Posted by cindyhfrench on September 19, 2010
As I mentioned on my last posting, I had some really great news to share! I’ve often said that God never wastes an experience and He certainly used my time in the hospital.
On Thursday night after I was finally feeling better and more able to talk, I got a new roommate from across the hall as they needed her room for a contagious patient. The next morning I was able to talk to my student nurse and then my daughter about what Jesus was doing in my life right and my roommate wanted to hear! So I took my little “4 laws” booklet over to her bedside and together we went through it. She understood so clearly! And when I got to the prayer part where one can ask Jesus to come in to one’s life, she prayer there, right out loud! We finished the book together with her making notes in a little notebook. She also gave me her name and number for me to follow up with her. I am trying to arrange transportation for her to church when she is better. Now, she has a reason to go and worship!

## RECORD EXTRACTS:
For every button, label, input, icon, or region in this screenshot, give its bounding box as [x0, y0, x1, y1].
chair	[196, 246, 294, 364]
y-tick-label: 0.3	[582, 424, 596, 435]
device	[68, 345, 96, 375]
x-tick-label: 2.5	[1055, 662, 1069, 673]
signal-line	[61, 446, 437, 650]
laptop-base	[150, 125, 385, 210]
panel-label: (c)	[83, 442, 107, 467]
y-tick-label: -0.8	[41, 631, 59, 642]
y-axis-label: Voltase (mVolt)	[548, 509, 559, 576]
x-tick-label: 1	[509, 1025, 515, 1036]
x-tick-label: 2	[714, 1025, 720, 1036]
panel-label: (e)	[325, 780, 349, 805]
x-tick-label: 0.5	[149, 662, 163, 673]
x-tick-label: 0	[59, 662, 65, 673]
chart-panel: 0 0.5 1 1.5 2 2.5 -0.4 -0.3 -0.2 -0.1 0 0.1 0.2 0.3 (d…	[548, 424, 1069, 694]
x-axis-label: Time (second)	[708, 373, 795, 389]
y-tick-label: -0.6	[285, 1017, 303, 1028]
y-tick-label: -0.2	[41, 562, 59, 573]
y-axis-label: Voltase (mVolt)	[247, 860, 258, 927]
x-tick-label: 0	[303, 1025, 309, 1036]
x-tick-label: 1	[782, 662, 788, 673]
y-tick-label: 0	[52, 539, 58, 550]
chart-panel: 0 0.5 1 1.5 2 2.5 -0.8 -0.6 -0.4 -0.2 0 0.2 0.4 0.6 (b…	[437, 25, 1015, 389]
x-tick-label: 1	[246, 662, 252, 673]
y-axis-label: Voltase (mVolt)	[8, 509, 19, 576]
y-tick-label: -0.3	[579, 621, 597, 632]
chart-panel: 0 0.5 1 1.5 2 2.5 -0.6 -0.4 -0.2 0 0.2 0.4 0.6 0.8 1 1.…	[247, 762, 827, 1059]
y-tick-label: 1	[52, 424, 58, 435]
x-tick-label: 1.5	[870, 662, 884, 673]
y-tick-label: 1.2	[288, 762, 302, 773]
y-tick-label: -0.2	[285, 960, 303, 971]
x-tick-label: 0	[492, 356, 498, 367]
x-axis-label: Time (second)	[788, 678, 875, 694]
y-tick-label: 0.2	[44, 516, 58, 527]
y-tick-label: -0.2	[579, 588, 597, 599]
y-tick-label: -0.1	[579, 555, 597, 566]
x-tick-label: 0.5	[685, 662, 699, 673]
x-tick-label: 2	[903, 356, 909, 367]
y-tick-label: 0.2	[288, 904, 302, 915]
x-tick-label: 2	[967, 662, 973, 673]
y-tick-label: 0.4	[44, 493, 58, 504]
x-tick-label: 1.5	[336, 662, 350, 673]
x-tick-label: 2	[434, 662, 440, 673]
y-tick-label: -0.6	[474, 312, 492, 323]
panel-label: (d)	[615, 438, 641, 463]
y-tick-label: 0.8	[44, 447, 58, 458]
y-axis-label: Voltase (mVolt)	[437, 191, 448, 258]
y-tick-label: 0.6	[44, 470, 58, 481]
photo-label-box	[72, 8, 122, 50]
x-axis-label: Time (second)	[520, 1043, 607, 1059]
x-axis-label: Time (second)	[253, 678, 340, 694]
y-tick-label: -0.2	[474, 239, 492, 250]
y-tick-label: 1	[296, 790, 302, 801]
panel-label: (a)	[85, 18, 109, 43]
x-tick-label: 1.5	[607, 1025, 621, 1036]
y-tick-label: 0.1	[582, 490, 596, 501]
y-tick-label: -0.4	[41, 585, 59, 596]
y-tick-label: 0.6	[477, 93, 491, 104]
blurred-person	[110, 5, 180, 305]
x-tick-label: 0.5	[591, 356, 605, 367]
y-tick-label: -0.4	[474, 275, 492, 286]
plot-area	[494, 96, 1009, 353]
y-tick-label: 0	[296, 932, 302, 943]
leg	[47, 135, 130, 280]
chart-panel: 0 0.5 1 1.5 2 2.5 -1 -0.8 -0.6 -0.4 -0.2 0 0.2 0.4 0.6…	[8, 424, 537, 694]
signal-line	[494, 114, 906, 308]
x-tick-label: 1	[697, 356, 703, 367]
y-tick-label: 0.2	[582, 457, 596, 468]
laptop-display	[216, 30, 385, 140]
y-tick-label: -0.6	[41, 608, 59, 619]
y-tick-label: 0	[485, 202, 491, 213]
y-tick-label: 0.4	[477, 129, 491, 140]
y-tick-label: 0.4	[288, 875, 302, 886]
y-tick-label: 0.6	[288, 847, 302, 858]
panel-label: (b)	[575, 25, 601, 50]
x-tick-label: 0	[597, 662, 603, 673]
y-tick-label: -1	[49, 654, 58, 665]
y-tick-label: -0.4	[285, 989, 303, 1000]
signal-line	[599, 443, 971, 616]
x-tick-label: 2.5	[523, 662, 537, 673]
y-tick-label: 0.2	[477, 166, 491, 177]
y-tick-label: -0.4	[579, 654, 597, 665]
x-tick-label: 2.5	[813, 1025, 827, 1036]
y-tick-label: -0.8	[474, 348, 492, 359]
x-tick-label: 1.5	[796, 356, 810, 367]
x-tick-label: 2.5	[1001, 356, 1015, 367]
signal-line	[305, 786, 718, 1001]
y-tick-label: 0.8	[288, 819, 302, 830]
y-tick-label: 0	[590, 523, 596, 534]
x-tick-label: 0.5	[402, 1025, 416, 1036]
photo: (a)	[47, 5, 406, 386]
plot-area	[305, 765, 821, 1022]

## YOUR INSTRUCTIONS:
According to the blog post, why was the roommate moved into the writer's hospital room? Answer in one to three sentences. The entries have nothing to do with the blog post.

## ANSWER TO THE PROBLEM:
She was moved from her room across the hall because the hospital needed that room for a contagious patient.